::: Task input :::

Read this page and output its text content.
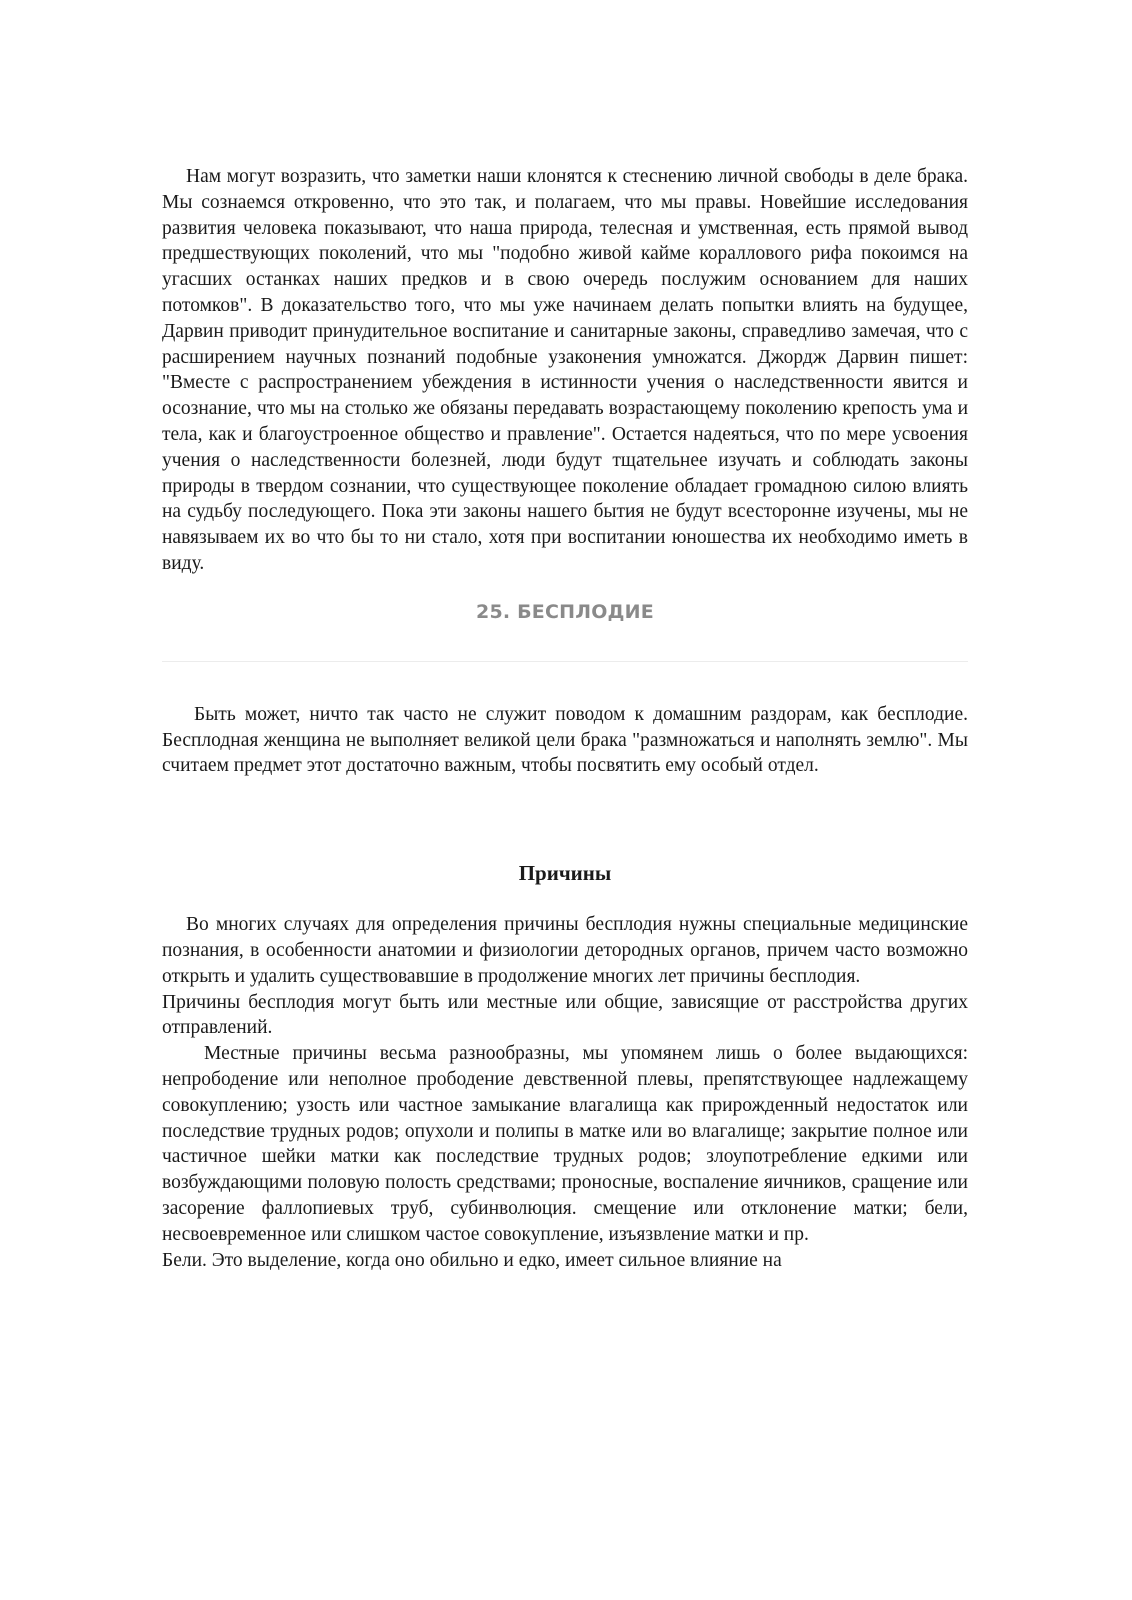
Нам могут возразить, что заметки наши клонятся к стеснению личной свободы в деле брака. Мы сознаемся откровенно, что это так, и полагаем, что мы правы. Новейшие исследования развития человека показывают, что наша природа, телесная и умственная, есть прямой вывод предшествующих поколений, что мы "подобно живой кайме кораллового рифа покоимся на угасших останках наших предков и в свою очередь послужим основанием для наших потомков". В доказательство того, что мы уже начинаем делать попытки влиять на будущее, Дарвин приводит принудительное воспитание и санитарные законы, справедливо замечая, что с расширением научных познаний подобные узаконения умножатся. Джордж Дарвин пишет: "Вместе с распространением убеждения в истинности учения о наследственности явится и осознание, что мы на столько же обязаны передавать возрастающему поколению крепость ума и тела, как и благоустроенное общество и правление". Остается надеяться, что по мере усвоения учения о наследственности болезней, люди будут тщательнее изучать и соблюдать законы природы в твердом сознании, что существующее поколение обладает громадною силою влиять на судьбу последующего. Пока эти законы нашего бытия не будут всесторонне изучены, мы не навязываем их во что бы то ни стало, хотя при воспитании юношества их необходимо иметь в виду.

25. БЕСПЛОДИЕ

Быть может, ничто так часто не служит поводом к домашним раздорам, как бесплодие. Бесплодная женщина не выполняет великой цели брака "размножаться и наполнять землю". Мы считаем предмет этот достаточно важным, чтобы посвятить ему особый отдел.

Причины

Во многих случаях для определения причины бесплодия нужны специальные медицинские познания, в особенности анатомии и физиологии детородных органов, причем часто возможно открыть и удалить существовавшие в продолжение многих лет причины бесплодия.

Причины бесплодия могут быть или местные или общие, зависящие от расстройства других отправлений.

Местные причины весьма разнообразны, мы упомянем лишь о более выдающихся: непрободение или неполное прободение девственной плевы, препятствующее надлежащему совокуплению; узость или частное замыкание влагалища как прирожденный недостаток или последствие трудных родов; опухоли и полипы в матке или во влагалище; закрытие полное или частичное шейки матки как последствие трудных родов; злоупотребление едкими или возбуждающими половую полость средствами; проносные, воспаление яичников, сращение или засорение фаллопиевых труб, субинволюция. смещение или отклонение матки; бели, несвоевременное или слишком частое совокупление, изъязвление матки и пр.

Бели. Это выделение, когда оно обильно и едко, имеет сильное влияние на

:::

Replicate the material above verbatim; images stay out of the copy.

**Completed task**.
Read this page and output its text content.
Нам могут возразить, что заметки наши клонятся к стеснению личной свободы в деле брака. Мы сознаемся откровенно, что это так, и полагаем, что мы правы. Новейшие исследования развития человека показывают, что наша природа, телесная и умственная, есть прямой вывод предшествующих поколений, что мы "подобно живой кайме кораллового рифа покоимся на угасших останках наших предков и в свою очередь послужим основанием для наших потомков". В доказательство того, что мы уже начинаем делать попытки влиять на будущее, Дарвин приводит принудительное воспитание и санитарные законы, справедливо замечая, что с расширением научных познаний подобные узаконения умножатся. Джордж Дарвин пишет: "Вместе с распространением убеждения в истинности учения о наследственности явится и осознание, что мы на столько же обязаны передавать возрастающему поколению крепость ума и тела, как и благоустроенное общество и правление". Остается надеяться, что по мере усвоения учения о наследственности болезней, люди будут тщательнее изучать и соблюдать законы природы в твердом сознании, что существующее поколение обладает громадною силою влиять на судьбу последующего. Пока эти законы нашего бытия не будут всесторонне изучены, мы не навязываем их во что бы то ни стало, хотя при воспитании юношества их необходимо иметь в виду.

25. БЕСПЛОДИЕ

Быть может, ничто так часто не служит поводом к домашним раздорам, как бесплодие. Бесплодная женщина не выполняет великой цели брака "размножаться и наполнять землю". Мы считаем предмет этот достаточно важным, чтобы посвятить ему особый отдел.

Причины

Во многих случаях для определения причины бесплодия нужны специальные медицинские познания, в особенности анатомии и физиологии детородных органов, причем часто возможно открыть и удалить существовавшие в продолжение многих лет причины бесплодия.

Причины бесплодия могут быть или местные или общие, зависящие от расстройства других отправлений.

Местные причины весьма разнообразны, мы упомянем лишь о более выдающихся: непрободение или неполное прободение девственной плевы, препятствующее надлежащему совокуплению; узость или частное замыкание влагалища как прирожденный недостаток или последствие трудных родов; опухоли и полипы в матке или во влагалище; закрытие полное или частичное шейки матки как последствие трудных родов; злоупотребление едкими или возбуждающими половую полость средствами; проносные, воспаление яичников, сращение или засорение фаллопиевых труб, субинволюция. смещение или отклонение матки; бели, несвоевременное или слишком частое совокупление, изъязвление матки и пр.

Бели. Это выделение, когда оно обильно и едко, имеет сильное влияние на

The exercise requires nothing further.